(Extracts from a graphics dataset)
•••

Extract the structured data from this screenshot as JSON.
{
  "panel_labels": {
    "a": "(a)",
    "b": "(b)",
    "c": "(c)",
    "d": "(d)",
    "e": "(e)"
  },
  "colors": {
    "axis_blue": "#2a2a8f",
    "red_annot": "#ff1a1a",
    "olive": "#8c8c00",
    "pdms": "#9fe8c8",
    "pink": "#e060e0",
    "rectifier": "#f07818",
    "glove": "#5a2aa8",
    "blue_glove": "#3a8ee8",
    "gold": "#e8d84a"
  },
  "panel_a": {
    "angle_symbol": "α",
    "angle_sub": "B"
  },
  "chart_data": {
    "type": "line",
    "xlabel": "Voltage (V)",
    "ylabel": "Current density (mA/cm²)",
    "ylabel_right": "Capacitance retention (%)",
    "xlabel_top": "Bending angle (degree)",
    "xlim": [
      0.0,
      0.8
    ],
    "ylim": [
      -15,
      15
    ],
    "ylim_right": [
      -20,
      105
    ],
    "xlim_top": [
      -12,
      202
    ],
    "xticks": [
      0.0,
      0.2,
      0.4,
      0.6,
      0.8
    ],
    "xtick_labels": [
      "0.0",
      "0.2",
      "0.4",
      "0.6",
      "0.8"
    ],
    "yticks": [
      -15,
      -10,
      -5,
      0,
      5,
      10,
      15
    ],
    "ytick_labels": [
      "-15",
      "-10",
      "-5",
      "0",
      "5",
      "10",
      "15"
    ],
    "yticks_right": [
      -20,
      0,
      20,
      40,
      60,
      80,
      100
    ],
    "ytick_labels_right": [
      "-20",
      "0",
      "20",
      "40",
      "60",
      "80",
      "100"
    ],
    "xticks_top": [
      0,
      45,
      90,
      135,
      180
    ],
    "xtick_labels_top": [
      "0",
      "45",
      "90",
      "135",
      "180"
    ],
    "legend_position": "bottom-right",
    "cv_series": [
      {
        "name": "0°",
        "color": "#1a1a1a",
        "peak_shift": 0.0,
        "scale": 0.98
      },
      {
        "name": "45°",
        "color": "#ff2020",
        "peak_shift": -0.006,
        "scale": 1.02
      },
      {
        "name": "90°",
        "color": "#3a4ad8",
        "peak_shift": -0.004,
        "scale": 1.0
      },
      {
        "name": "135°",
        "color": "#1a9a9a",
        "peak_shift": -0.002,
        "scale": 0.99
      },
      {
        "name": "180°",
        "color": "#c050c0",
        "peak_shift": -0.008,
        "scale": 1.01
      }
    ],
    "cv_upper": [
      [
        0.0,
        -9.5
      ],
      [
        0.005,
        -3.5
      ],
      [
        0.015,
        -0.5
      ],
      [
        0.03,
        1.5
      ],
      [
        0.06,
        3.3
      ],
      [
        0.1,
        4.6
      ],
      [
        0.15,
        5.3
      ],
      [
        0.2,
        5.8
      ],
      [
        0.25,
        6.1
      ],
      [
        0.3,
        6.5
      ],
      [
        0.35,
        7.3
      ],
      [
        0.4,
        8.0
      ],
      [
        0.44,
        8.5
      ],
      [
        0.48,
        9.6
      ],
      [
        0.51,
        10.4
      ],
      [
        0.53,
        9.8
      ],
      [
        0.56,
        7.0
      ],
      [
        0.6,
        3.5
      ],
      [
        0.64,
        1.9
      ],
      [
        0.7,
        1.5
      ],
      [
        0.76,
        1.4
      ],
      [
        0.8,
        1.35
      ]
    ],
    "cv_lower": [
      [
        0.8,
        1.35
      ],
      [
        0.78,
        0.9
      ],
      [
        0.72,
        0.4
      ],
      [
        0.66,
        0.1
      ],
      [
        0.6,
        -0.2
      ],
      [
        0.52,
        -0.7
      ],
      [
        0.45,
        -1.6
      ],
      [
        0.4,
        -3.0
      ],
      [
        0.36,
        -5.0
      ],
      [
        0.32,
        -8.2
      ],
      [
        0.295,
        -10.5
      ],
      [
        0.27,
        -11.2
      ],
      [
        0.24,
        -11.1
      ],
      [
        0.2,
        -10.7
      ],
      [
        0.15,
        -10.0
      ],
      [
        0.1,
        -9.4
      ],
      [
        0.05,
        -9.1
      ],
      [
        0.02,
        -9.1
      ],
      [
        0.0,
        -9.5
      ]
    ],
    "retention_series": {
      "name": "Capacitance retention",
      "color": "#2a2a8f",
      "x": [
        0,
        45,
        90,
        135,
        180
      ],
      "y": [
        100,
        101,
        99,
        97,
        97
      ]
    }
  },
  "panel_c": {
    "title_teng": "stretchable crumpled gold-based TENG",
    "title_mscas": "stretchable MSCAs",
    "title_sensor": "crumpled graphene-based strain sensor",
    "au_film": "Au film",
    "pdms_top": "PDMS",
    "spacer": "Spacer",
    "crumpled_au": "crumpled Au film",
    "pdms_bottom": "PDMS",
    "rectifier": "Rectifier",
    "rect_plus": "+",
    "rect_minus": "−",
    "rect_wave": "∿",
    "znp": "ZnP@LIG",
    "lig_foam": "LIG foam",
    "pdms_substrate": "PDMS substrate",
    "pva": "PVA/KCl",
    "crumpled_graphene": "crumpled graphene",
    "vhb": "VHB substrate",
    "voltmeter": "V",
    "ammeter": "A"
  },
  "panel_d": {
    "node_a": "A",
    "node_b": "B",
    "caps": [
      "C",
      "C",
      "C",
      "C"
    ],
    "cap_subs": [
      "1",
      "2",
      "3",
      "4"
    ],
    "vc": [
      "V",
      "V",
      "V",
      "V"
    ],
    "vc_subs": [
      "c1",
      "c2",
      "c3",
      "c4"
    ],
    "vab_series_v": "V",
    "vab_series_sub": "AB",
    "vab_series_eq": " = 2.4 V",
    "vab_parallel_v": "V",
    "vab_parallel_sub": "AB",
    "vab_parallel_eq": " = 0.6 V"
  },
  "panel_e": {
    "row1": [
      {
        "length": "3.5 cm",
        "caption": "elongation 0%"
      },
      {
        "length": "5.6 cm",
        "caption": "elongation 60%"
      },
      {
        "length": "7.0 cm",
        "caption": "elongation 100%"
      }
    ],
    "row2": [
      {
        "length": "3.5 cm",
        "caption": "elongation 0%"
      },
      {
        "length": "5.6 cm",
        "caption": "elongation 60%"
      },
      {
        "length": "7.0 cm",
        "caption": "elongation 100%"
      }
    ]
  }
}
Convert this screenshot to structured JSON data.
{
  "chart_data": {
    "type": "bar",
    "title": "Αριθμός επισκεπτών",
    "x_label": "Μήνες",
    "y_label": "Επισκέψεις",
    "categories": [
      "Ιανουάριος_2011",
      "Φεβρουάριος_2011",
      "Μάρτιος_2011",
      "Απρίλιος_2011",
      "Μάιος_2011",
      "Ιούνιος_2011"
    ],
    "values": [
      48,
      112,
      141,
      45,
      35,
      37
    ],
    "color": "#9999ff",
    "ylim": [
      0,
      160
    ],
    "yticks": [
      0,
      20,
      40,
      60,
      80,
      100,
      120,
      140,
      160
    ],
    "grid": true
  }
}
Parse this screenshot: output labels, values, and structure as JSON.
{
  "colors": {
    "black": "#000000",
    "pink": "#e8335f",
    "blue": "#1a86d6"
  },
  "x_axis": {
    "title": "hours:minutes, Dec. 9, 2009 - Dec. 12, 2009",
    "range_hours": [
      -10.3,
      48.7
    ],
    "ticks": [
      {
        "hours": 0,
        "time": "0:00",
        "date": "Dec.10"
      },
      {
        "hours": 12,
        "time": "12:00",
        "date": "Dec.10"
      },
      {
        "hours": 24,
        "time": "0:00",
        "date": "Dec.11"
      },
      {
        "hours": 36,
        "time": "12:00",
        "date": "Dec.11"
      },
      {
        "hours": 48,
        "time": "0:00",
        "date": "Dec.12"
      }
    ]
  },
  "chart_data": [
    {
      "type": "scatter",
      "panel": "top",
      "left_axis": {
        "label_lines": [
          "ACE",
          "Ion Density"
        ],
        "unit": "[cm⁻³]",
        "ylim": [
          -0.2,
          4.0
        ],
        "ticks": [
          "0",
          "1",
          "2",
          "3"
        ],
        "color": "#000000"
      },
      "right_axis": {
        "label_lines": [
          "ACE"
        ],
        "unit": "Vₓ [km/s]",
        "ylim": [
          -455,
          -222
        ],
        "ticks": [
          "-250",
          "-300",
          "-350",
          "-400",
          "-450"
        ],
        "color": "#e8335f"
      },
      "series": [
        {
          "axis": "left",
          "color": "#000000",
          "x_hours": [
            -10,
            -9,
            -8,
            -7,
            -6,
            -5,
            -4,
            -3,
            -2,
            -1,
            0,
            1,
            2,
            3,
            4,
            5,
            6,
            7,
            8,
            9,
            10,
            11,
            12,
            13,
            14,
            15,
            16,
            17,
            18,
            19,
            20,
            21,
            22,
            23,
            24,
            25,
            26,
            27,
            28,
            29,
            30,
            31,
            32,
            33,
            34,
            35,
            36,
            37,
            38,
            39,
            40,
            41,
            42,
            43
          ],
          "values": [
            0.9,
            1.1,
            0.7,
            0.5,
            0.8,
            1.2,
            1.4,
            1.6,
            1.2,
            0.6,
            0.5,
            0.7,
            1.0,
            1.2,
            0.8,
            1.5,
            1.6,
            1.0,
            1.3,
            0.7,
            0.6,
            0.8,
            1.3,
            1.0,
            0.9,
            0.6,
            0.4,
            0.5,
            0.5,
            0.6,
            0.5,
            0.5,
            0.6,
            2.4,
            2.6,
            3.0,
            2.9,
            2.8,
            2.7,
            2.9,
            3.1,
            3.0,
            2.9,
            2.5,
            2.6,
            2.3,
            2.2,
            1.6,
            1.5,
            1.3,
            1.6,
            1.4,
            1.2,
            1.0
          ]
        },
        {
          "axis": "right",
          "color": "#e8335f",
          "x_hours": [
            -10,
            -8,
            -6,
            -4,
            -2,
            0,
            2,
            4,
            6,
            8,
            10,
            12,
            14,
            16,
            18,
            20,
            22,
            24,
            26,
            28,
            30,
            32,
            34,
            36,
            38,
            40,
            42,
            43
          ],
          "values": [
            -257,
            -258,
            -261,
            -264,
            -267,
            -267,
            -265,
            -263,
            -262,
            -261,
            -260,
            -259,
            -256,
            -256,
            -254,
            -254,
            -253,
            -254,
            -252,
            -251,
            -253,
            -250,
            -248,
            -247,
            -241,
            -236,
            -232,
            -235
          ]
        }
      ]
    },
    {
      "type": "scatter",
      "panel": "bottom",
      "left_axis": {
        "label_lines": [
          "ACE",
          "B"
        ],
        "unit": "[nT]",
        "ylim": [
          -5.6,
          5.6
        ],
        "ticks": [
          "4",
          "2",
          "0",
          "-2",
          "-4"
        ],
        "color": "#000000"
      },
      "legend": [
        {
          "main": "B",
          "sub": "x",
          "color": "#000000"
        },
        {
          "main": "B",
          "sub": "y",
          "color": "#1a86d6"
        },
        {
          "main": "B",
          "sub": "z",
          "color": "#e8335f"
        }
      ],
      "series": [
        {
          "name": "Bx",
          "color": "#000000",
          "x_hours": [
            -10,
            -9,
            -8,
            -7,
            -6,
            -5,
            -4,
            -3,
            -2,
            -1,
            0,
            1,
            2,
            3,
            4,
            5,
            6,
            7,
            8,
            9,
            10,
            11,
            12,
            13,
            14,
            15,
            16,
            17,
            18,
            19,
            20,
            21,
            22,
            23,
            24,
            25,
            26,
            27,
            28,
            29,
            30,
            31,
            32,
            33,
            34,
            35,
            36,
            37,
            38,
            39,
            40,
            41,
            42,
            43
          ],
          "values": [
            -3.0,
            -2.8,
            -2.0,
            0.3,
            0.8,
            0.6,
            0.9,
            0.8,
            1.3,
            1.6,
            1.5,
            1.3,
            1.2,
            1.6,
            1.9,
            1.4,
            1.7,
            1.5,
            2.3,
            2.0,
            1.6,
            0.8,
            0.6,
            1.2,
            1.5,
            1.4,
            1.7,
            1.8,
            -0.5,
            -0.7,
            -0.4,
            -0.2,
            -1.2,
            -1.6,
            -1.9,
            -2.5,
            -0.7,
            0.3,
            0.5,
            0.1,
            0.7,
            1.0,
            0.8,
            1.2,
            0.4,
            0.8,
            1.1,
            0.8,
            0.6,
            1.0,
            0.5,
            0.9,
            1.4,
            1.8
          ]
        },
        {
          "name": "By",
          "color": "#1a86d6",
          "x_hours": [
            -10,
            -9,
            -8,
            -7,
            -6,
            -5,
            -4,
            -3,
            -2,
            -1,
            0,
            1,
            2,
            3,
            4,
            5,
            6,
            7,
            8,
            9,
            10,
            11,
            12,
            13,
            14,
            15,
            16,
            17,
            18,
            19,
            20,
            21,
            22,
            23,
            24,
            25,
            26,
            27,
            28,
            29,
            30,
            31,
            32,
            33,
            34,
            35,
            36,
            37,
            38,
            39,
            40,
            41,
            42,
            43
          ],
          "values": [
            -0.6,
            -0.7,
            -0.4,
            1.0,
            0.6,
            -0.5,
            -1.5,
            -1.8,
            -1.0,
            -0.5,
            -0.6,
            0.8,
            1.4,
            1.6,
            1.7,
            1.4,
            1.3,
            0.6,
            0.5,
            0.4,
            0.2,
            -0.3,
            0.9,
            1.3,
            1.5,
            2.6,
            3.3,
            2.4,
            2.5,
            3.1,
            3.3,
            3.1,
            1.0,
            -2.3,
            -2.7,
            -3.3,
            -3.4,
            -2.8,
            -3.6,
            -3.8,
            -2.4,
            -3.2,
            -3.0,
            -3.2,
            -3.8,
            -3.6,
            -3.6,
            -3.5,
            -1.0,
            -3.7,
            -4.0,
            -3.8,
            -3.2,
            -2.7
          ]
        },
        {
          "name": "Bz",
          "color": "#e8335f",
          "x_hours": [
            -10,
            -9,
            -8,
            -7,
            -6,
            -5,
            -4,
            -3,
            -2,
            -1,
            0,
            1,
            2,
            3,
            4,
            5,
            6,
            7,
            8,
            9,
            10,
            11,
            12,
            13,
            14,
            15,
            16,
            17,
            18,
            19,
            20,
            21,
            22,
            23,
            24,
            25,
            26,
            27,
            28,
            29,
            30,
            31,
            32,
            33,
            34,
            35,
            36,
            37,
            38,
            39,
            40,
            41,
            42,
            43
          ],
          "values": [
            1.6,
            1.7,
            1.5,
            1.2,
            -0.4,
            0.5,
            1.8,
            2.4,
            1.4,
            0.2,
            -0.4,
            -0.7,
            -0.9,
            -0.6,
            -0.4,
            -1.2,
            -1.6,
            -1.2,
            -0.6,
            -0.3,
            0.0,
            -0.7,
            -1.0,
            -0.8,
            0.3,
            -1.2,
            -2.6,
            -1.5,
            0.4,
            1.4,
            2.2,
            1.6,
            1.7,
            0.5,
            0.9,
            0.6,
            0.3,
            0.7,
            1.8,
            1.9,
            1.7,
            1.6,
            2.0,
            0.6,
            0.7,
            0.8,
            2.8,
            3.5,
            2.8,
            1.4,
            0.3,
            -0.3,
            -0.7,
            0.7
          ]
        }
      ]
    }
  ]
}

•••

Exercise =
Reproduce every line from the entries that holds the word "rectifier".

Solution for this task =
    "rectifier": "#f07818",
    "rectifier": "Rectifier",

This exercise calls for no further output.